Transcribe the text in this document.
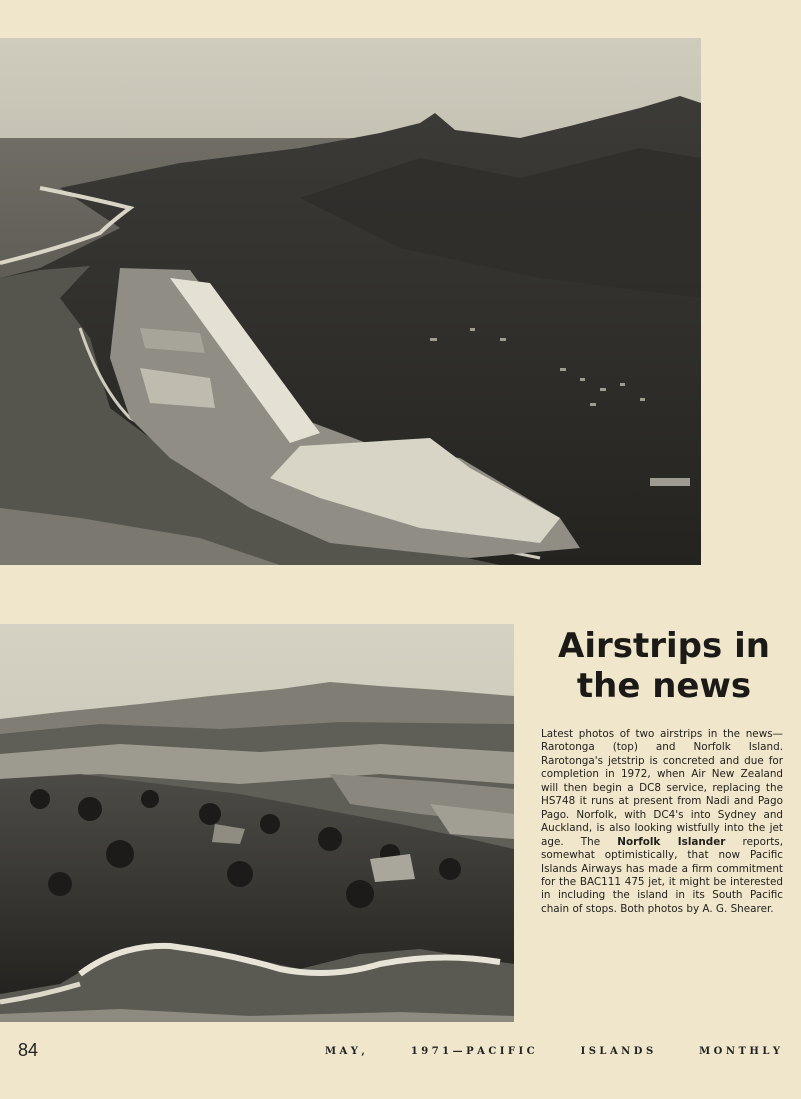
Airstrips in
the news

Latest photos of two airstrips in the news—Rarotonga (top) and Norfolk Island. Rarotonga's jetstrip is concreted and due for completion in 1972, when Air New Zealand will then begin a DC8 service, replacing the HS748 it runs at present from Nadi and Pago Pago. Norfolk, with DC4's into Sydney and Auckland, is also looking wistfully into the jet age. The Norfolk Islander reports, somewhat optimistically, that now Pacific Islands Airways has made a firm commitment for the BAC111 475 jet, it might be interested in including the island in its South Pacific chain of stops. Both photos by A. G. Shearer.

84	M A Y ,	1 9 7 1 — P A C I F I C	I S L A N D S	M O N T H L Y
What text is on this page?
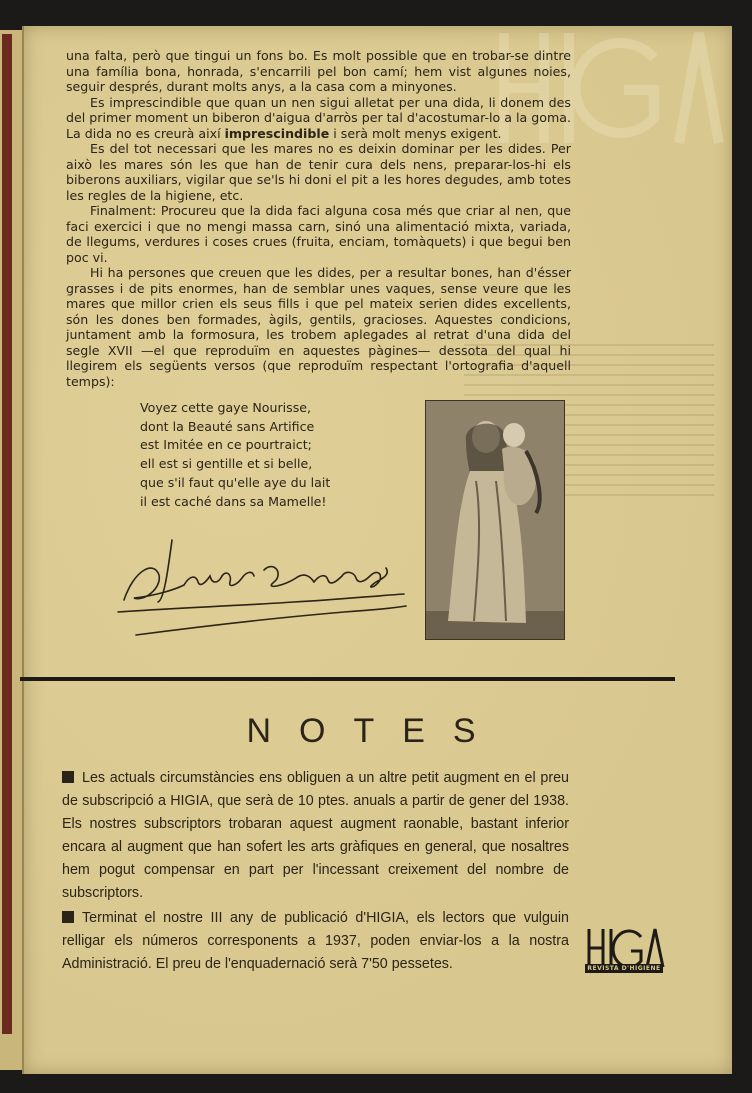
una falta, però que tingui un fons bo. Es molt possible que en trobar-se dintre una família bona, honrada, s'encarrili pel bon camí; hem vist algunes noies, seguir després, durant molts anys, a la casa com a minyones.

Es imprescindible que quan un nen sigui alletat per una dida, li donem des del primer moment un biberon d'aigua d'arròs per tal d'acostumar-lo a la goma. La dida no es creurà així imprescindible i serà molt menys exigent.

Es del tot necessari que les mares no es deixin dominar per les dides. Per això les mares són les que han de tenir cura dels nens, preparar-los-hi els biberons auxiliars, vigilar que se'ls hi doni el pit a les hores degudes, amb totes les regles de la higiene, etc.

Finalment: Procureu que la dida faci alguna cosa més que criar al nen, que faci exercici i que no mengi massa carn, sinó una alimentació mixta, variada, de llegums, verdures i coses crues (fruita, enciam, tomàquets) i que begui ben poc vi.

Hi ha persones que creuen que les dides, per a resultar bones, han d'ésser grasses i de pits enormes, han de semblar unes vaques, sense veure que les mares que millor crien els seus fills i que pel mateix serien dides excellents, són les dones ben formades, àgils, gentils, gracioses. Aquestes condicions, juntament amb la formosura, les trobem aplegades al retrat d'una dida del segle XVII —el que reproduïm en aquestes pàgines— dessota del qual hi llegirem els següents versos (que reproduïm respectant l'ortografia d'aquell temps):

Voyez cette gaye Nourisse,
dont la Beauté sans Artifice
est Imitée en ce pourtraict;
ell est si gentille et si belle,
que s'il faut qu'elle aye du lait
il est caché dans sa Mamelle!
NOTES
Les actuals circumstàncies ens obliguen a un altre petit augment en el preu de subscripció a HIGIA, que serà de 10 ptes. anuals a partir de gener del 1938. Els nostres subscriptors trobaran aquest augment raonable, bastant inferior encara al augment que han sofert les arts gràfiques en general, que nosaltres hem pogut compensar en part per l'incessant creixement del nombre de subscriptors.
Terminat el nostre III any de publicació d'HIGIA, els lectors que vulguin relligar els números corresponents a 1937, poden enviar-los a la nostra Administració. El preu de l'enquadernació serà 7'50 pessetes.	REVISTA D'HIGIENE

→ **What to work on**:
Look through the records and gather every line containing "mares".

→ **Answer to this problem**:
Es del tot necessari que les mares no es deixin dominar per les dides. Per això les mares són les que han de tenir cura dels nens, preparar-los-hi els biberons auxiliars, vigilar que se'ls hi doni el pit a les hores degudes, amb totes les regles de la higiene, etc.
Hi ha persones que creuen que les dides, per a resultar bones, han d'ésser grasses i de pits enormes, han de semblar unes vaques, sense veure que les mares que millor crien els seus fills i que pel mateix serien dides excellents, són les dones ben formades, àgils, gentils, gracioses. Aquestes condicions, juntament amb la formosura, les trobem aplegades al retrat d'una dida del segle XVII —el que reproduïm en aquestes pàgines— dessota del qual hi llegirem els següents versos (que reproduïm respectant l'ortografia d'aquell temps):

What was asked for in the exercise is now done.